Extracted records
--- Start ---

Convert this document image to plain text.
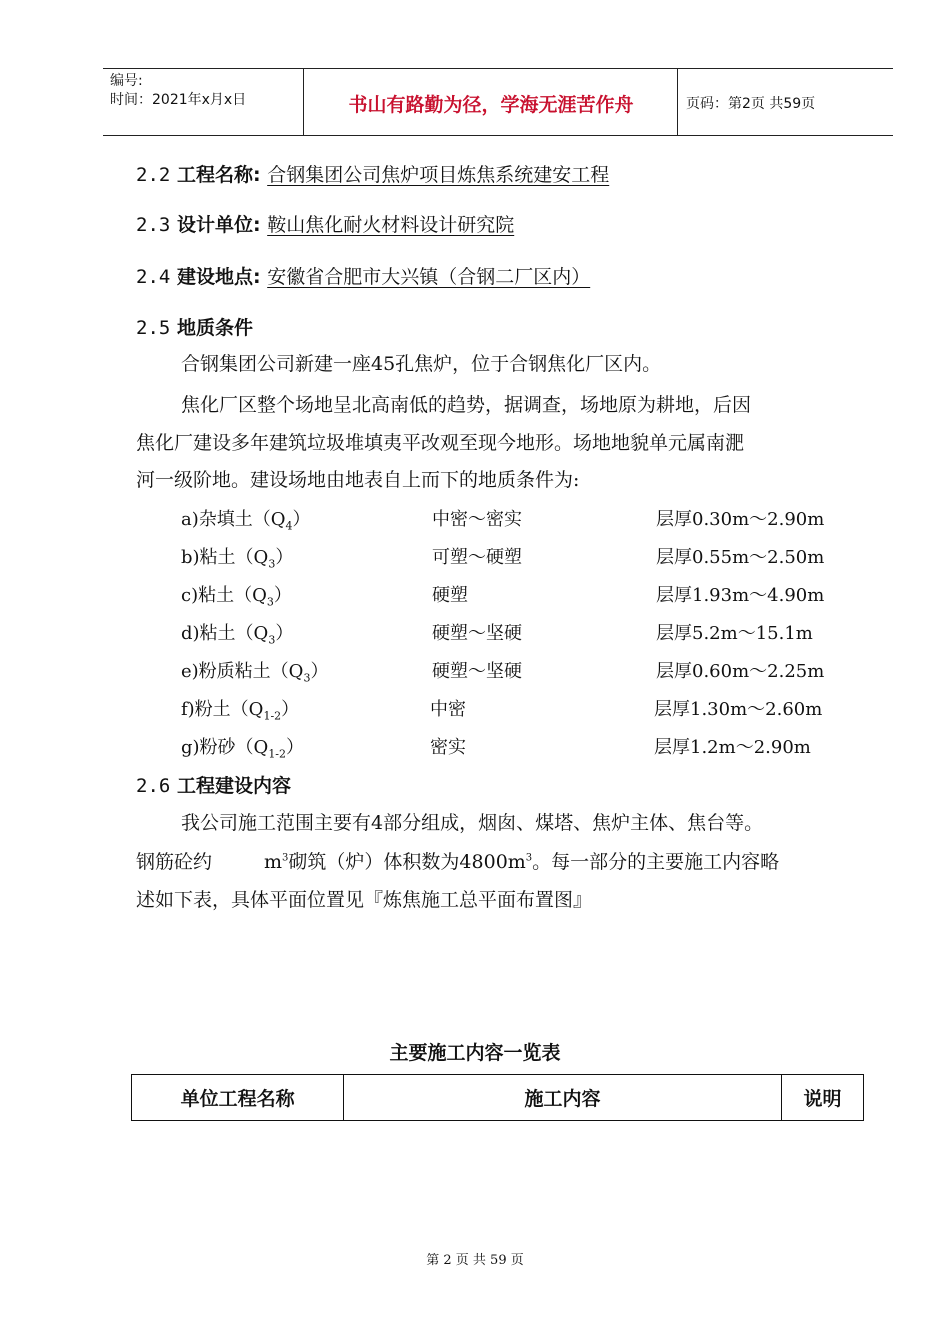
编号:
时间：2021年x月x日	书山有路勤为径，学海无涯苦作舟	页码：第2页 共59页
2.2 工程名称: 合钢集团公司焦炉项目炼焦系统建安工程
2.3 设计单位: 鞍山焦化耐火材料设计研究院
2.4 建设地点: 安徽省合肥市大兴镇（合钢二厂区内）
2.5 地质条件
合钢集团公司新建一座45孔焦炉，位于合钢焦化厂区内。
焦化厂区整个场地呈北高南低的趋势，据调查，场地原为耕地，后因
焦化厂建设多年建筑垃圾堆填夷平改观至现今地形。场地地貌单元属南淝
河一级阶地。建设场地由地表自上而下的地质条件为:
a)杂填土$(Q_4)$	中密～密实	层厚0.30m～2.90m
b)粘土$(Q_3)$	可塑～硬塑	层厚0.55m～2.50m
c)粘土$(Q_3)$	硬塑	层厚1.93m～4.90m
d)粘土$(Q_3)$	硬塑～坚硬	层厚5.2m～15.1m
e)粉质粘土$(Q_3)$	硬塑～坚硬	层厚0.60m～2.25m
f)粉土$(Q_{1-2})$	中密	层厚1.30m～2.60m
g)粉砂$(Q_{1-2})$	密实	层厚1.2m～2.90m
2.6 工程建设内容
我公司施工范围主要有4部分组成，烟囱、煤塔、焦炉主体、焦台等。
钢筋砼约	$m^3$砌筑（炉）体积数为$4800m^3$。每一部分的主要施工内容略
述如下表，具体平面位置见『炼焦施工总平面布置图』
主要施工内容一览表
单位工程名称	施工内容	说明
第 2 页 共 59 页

--- End ---
--- Start ---

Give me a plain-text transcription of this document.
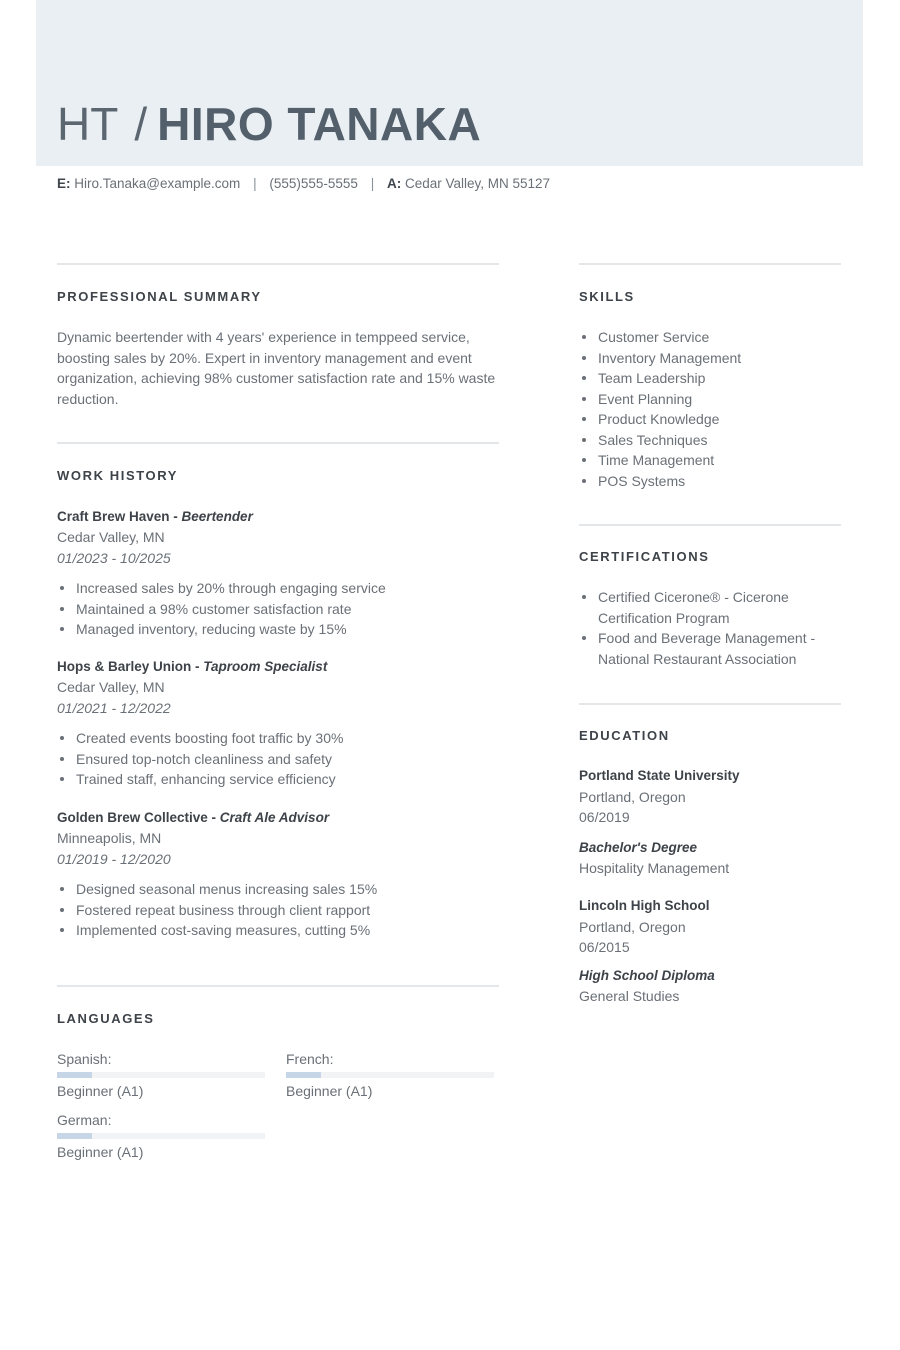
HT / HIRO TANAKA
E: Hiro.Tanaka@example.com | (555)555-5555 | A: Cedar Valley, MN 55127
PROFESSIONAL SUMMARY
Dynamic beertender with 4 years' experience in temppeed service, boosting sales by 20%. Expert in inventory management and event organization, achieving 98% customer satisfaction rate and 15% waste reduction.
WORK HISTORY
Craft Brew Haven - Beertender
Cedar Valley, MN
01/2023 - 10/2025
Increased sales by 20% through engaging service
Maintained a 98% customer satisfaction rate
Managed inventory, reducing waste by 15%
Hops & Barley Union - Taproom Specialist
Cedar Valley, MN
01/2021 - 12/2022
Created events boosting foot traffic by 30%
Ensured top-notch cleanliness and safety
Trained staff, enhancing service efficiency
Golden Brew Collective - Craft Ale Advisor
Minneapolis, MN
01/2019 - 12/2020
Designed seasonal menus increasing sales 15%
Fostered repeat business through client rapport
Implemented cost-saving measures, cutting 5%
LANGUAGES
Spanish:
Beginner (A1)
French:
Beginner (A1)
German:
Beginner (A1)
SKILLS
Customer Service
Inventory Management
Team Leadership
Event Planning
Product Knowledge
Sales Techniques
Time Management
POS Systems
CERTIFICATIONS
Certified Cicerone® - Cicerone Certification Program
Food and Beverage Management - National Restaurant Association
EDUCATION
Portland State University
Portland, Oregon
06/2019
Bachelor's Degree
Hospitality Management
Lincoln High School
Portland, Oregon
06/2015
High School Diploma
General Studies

--- End ---

* [Short task]
Identify the lines above that contain the word "Craft", then copy them.

* [Solved problem]
Craft Brew Haven - Beertender
Golden Brew Collective - Craft Ale Advisor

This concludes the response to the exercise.